■ **Short exercise**
In the items from the line with "chevron-right-icon <box>394 318 420 352</box>" to the line with "sidebar-item-label: Skolerute <box>130", replace "sidebar-item-label" with "nav-label". Return only those lines, with everything else left unchanged.

■ **Material provided**
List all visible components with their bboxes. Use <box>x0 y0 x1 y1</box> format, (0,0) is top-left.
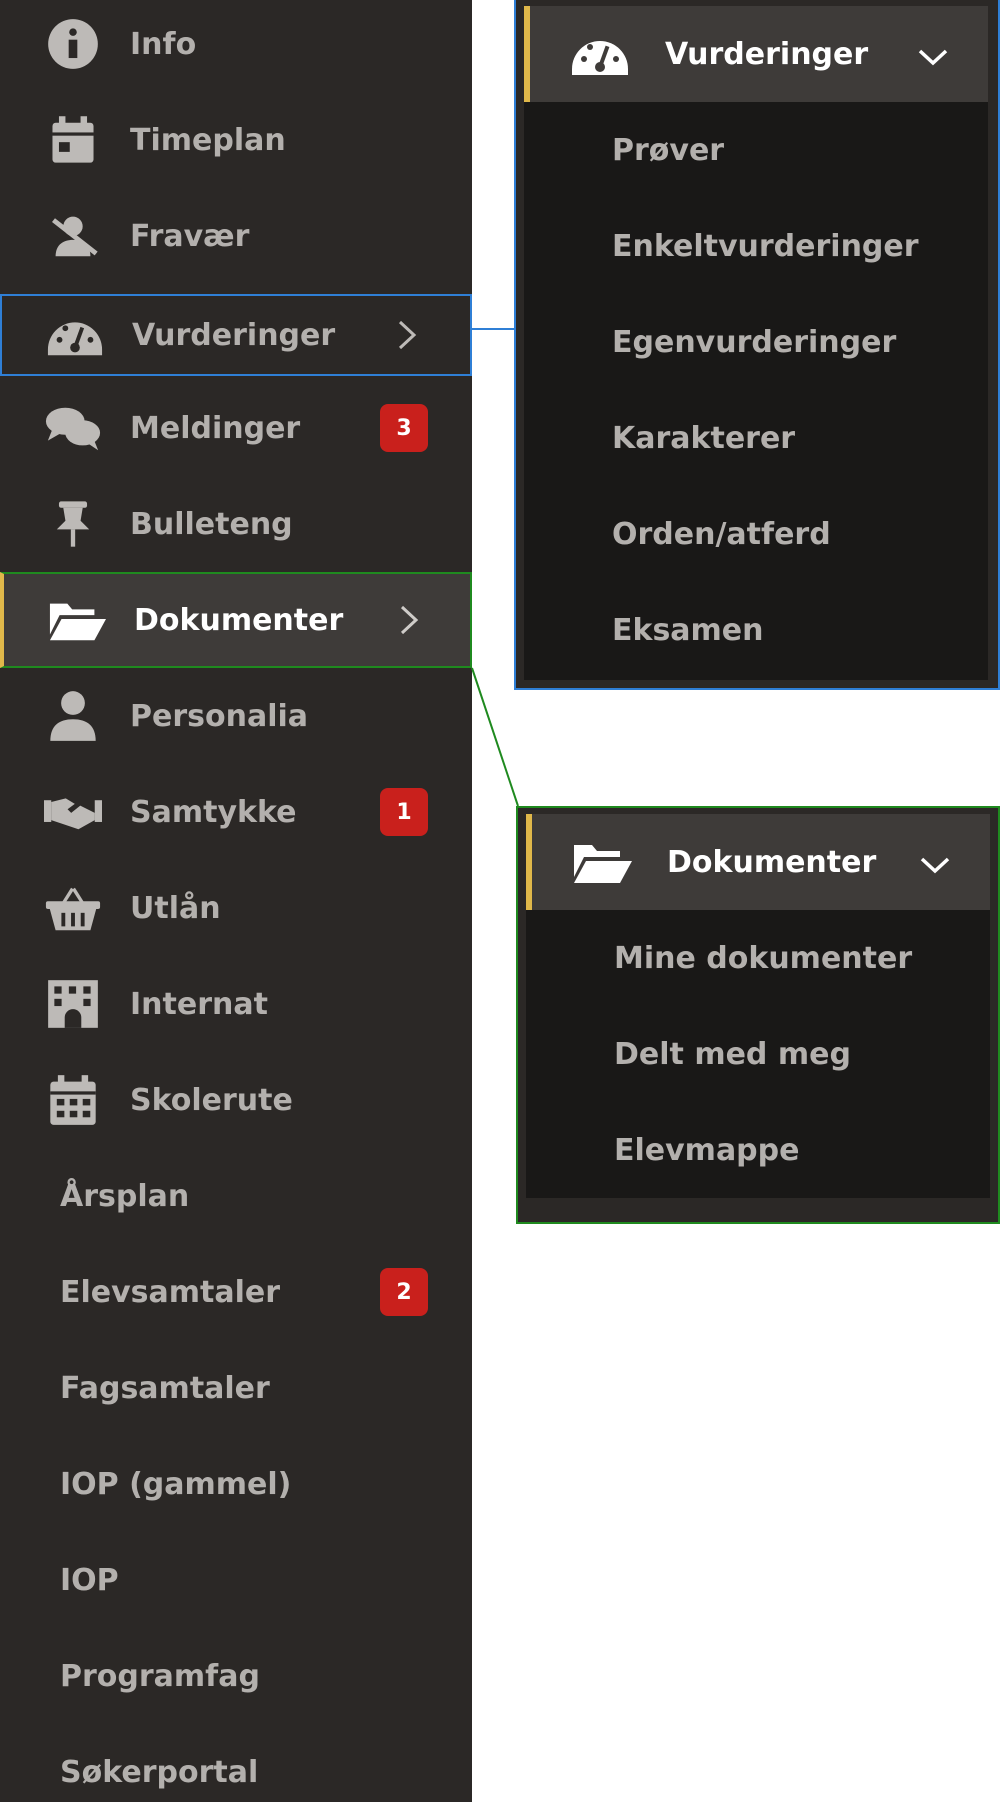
chevron-right-icon <box>394 318 420 352</box>
sidebar-item-iop[interactable]: IOP <box>0 1532 472 1628</box>
vurderinger-submenu-header[interactable]: Vurderinger <box>524 6 988 102</box>
submenu-item-karakterer[interactable]: Karakterer <box>524 390 988 486</box>
sidebar-item-label: Programfag <box>60 1658 260 1694</box>
sidebar-item-label: Vurderinger <box>132 317 336 353</box>
sidebar-item-skolerute[interactable]: Skolerute <box>0 1052 472 1148</box>
sidebar-item-label: Skolerute <box>130 1082 293 1118</box>
vurderinger-submenu-list: Prøver Enkeltvurderinger Egenvurderinger… <box>524 102 988 680</box>
chevron-down-icon <box>918 850 952 874</box>
dokumenter-submenu-list: Mine dokumenter Delt med meg Elevmappe <box>526 910 990 1198</box>
pending-badge: 2 <box>380 1268 428 1316</box>
sidebar-item-label: Søkerportal <box>60 1754 259 1790</box>
sidebar-item-elevsamtaler[interactable]: Elevsamtaler 2 <box>0 1244 472 1340</box>
submenu-item-orden-atferd[interactable]: Orden/atferd <box>524 486 988 582</box>
submenu-title: Vurderinger <box>665 36 869 72</box>
sidebar-item-internat[interactable]: Internat <box>0 956 472 1052</box>
calendar-icon <box>42 110 104 170</box>
submenu-item-mine-dokumenter[interactable]: Mine dokumenter <box>526 910 990 1006</box>
basket-icon <box>42 878 104 938</box>
sidebar-item-bulleteng[interactable]: Bulleteng <box>0 476 472 572</box>
sidebar-item-timeplan[interactable]: Timeplan <box>0 92 472 188</box>
sidebar-item-iop-gammel[interactable]: IOP (gammel) <box>0 1436 472 1532</box>
folder-open-icon <box>46 590 108 650</box>
sidebar-item-label: Timeplan <box>130 122 286 158</box>
info-icon <box>42 14 104 74</box>
chevron-right-icon <box>396 603 422 637</box>
pending-badge: 1 <box>380 788 428 836</box>
submenu-item-egenvurderinger[interactable]: Egenvurderinger <box>524 294 988 390</box>
submenu-item-delt-med-meg[interactable]: Delt med meg <box>526 1006 990 1102</box>
sidebar-item-personalia[interactable]: Personalia <box>0 668 472 764</box>
submenu-item-eksamen[interactable]: Eksamen <box>524 582 988 678</box>
sidebar-item-label: Fagsamtaler <box>60 1370 270 1406</box>
sidebar-item-utlan[interactable]: Utlån <box>0 860 472 956</box>
sidebar-item-label: Utlån <box>130 890 221 926</box>
sidebar-item-label: Fravær <box>130 218 250 254</box>
gauge-icon <box>570 26 630 82</box>
dokumenter-submenu-popup: Dokumenter Mine dokumenter Delt med meg … <box>516 806 1000 1224</box>
callout-connector-blue <box>472 328 514 330</box>
gauge-icon <box>44 305 106 365</box>
sidebar-item-vurderinger[interactable]: Vurderinger <box>0 294 472 376</box>
sidebar-item-fagsamtaler[interactable]: Fagsamtaler <box>0 1340 472 1436</box>
sidebar-item-label: Info <box>130 26 197 62</box>
pin-icon <box>42 494 104 554</box>
calendar-days-icon <box>42 1070 104 1130</box>
submenu-item-prover[interactable]: Prøver <box>524 102 988 198</box>
handshake-icon <box>42 782 104 842</box>
chevron-down-icon <box>916 42 950 66</box>
sidebar-item-label: Samtykke <box>130 794 297 830</box>
sidebar-item-label: Meldinger <box>130 410 301 446</box>
sidebar-item-sokerportal[interactable]: Søkerportal <box>0 1724 472 1820</box>
submenu-item-elevmappe[interactable]: Elevmappe <box>526 1102 990 1198</box>
sidebar-item-label: IOP (gammel) <box>60 1466 292 1502</box>
sidebar-item-label: Personalia <box>130 698 309 734</box>
sidebar-item-arsplan[interactable]: Årsplan <box>0 1148 472 1244</box>
sidebar-item-label: Internat <box>130 986 268 1022</box>
sidebar: Info Timeplan Fravær Vurderinger Melding… <box>0 0 472 1802</box>
sidebar-item-label: Elevsamtaler <box>60 1274 281 1310</box>
sidebar-item-label: Årsplan <box>60 1178 190 1214</box>
folder-open-icon <box>572 834 632 890</box>
dokumenter-submenu-header[interactable]: Dokumenter <box>526 814 990 910</box>
sidebar-item-programfag[interactable]: Programfag <box>0 1628 472 1724</box>
sidebar-item-fravaer[interactable]: Fravær <box>0 188 472 284</box>
vurderinger-submenu-popup: Vurderinger Prøver Enkeltvurderinger Ege… <box>514 0 1000 690</box>
building-icon <box>42 974 104 1034</box>
sidebar-item-dokumenter[interactable]: Dokumenter <box>0 572 472 668</box>
sidebar-item-label: IOP <box>60 1562 119 1598</box>
chat-icon <box>42 398 104 458</box>
user-icon <box>42 686 104 746</box>
sidebar-item-meldinger[interactable]: Meldinger 3 <box>0 380 472 476</box>
unread-badge: 3 <box>380 404 428 452</box>
sidebar-item-label: Dokumenter <box>134 602 344 638</box>
submenu-item-enkeltvurderinger[interactable]: Enkeltvurderinger <box>524 198 988 294</box>
submenu-title: Dokumenter <box>667 844 877 880</box>
sidebar-item-label: Bulleteng <box>130 506 293 542</box>
sidebar-item-samtykke[interactable]: Samtykke 1 <box>0 764 472 860</box>
sidebar-item-info[interactable]: Info <box>0 0 472 92</box>
user-slash-icon <box>42 206 104 266</box>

■ **Exercise response**
chevron-right-icon <box>394 318 420 352</box>
sidebar-item-iop[interactable]: IOP <box>0 1532 472 1628</box>
vurderinger-submenu-header[interactable]: Vurderinger <box>524 6 988 102</box>
submenu-item-karakterer[interactable]: Karakterer <box>524 390 988 486</box>
nav-label: Programfag <box>60 1658 260 1694</box>
nav-label: Vurderinger <box>132 317 336 353</box>
sidebar-item-skolerute[interactable]: Skolerute <box>0 1052 472 1148</box>
nav-label: Skolerute <box>130 1082 293 1118</box>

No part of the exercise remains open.